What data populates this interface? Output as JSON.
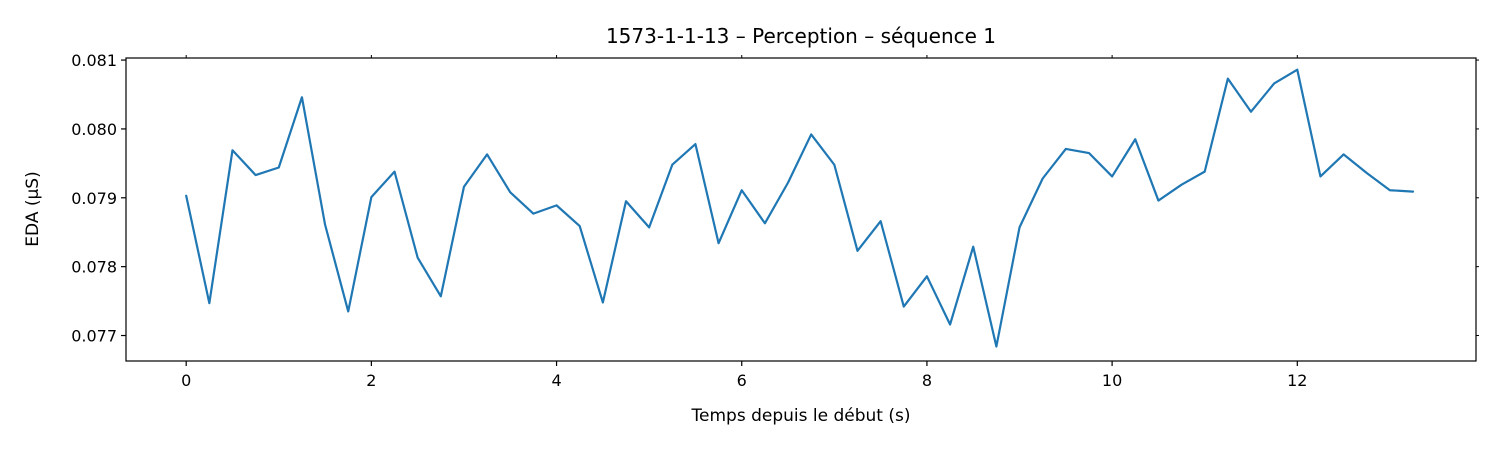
{
  "chart_data": {
    "type": "line",
    "title": "1573-1-1-13 – Perception – séquence 1",
    "xlabel": "Temps depuis le début (s)",
    "ylabel": "EDA (µS)",
    "xlim": [
      -0.65,
      13.93
    ],
    "ylim": [
      0.07663,
      0.08103
    ],
    "xticks": [
      0,
      2,
      4,
      6,
      8,
      10,
      12
    ],
    "yticks": [
      0.077,
      0.078,
      0.079,
      0.08,
      0.081
    ],
    "xtick_labels": [
      "0",
      "2",
      "4",
      "6",
      "8",
      "10",
      "12"
    ],
    "ytick_labels": [
      "0.077",
      "0.078",
      "0.079",
      "0.080",
      "0.081"
    ],
    "line_color": "#1f77b4",
    "grid": false,
    "series": [
      {
        "x": [
          0,
          0.25,
          0.5,
          0.75,
          1.0,
          1.25,
          1.5,
          1.75,
          2.0,
          2.25,
          2.5,
          2.75,
          3.0,
          3.25,
          3.5,
          3.75,
          4.0,
          4.25,
          4.5,
          4.75,
          5.0,
          5.25,
          5.5,
          5.75,
          6.0,
          6.25,
          6.5,
          6.75,
          7.0,
          7.25,
          7.5,
          7.75,
          8.0,
          8.25,
          8.5,
          8.75,
          9.0,
          9.25,
          9.5,
          9.75,
          10.0,
          10.25,
          10.5,
          10.75,
          11.0,
          11.25,
          11.5,
          11.75,
          12.0,
          12.25,
          12.5,
          12.75,
          13.0,
          13.25
        ],
        "y": [
          0.07903,
          0.07747,
          0.07969,
          0.07933,
          0.07944,
          0.08046,
          0.07861,
          0.07735,
          0.07901,
          0.07938,
          0.07813,
          0.07757,
          0.07916,
          0.07963,
          0.07908,
          0.07877,
          0.07889,
          0.07859,
          0.07748,
          0.07895,
          0.07857,
          0.07948,
          0.07978,
          0.07834,
          0.07911,
          0.07863,
          0.07922,
          0.07992,
          0.07948,
          0.07823,
          0.07866,
          0.07742,
          0.07786,
          0.07716,
          0.07829,
          0.07684,
          0.07857,
          0.07928,
          0.07971,
          0.07965,
          0.07931,
          0.07985,
          0.07896,
          0.07919,
          0.07938,
          0.08073,
          0.08025,
          0.08066,
          0.08086,
          0.07931,
          0.07963,
          0.07936,
          0.07911,
          0.07909
        ]
      }
    ]
  }
}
........
• **GIVEN PROBLEM**: In your copy of the records, include no pictures; repeat everything else exactly.

• **EXERCISE RESULT**:
What data populates this interface? Output as JSON.
{
  "chart_data": {
    "type": "line",
    "title": "1573-1-1-13 – Perception – séquence 1",
    "xlabel": "Temps depuis le début (s)",
    "ylabel": "EDA (µS)",
    "xlim": [
      -0.65,
      13.93
    ],
    "ylim": [
      0.07663,
      0.08103
    ],
    "xticks": [
      0,
      2,
      4,
      6,
      8,
      10,
      12
    ],
    "yticks": [
      0.077,
      0.078,
      0.079,
      0.08,
      0.081
    ],
    "xtick_labels": [
      "0",
      "2",
      "4",
      "6",
      "8",
      "10",
      "12"
    ],
    "ytick_labels": [
      "0.077",
      "0.078",
      "0.079",
      "0.080",
      "0.081"
    ],
    "line_color": "#1f77b4",
    "grid": false,
    "series": [
      {
        "x": [
          0,
          0.25,
          0.5,
          0.75,
          1.0,
          1.25,
          1.5,
          1.75,
          2.0,
          2.25,
          2.5,
          2.75,
          3.0,
          3.25,
          3.5,
          3.75,
          4.0,
          4.25,
          4.5,
          4.75,
          5.0,
          5.25,
          5.5,
          5.75,
          6.0,
          6.25,
          6.5,
          6.75,
          7.0,
          7.25,
          7.5,
          7.75,
          8.0,
          8.25,
          8.5,
          8.75,
          9.0,
          9.25,
          9.5,
          9.75,
          10.0,
          10.25,
          10.5,
          10.75,
          11.0,
          11.25,
          11.5,
          11.75,
          12.0,
          12.25,
          12.5,
          12.75,
          13.0,
          13.25
        ],
        "y": [
          0.07903,
          0.07747,
          0.07969,
          0.07933,
          0.07944,
          0.08046,
          0.07861,
          0.07735,
          0.07901,
          0.07938,
          0.07813,
          0.07757,
          0.07916,
          0.07963,
          0.07908,
          0.07877,
          0.07889,
          0.07859,
          0.07748,
          0.07895,
          0.07857,
          0.07948,
          0.07978,
          0.07834,
          0.07911,
          0.07863,
          0.07922,
          0.07992,
          0.07948,
          0.07823,
          0.07866,
          0.07742,
          0.07786,
          0.07716,
          0.07829,
          0.07684,
          0.07857,
          0.07928,
          0.07971,
          0.07965,
          0.07931,
          0.07985,
          0.07896,
          0.07919,
          0.07938,
          0.08073,
          0.08025,
          0.08066,
          0.08086,
          0.07931,
          0.07963,
          0.07936,
          0.07911,
          0.07909
        ]
      }
    ]
  }
}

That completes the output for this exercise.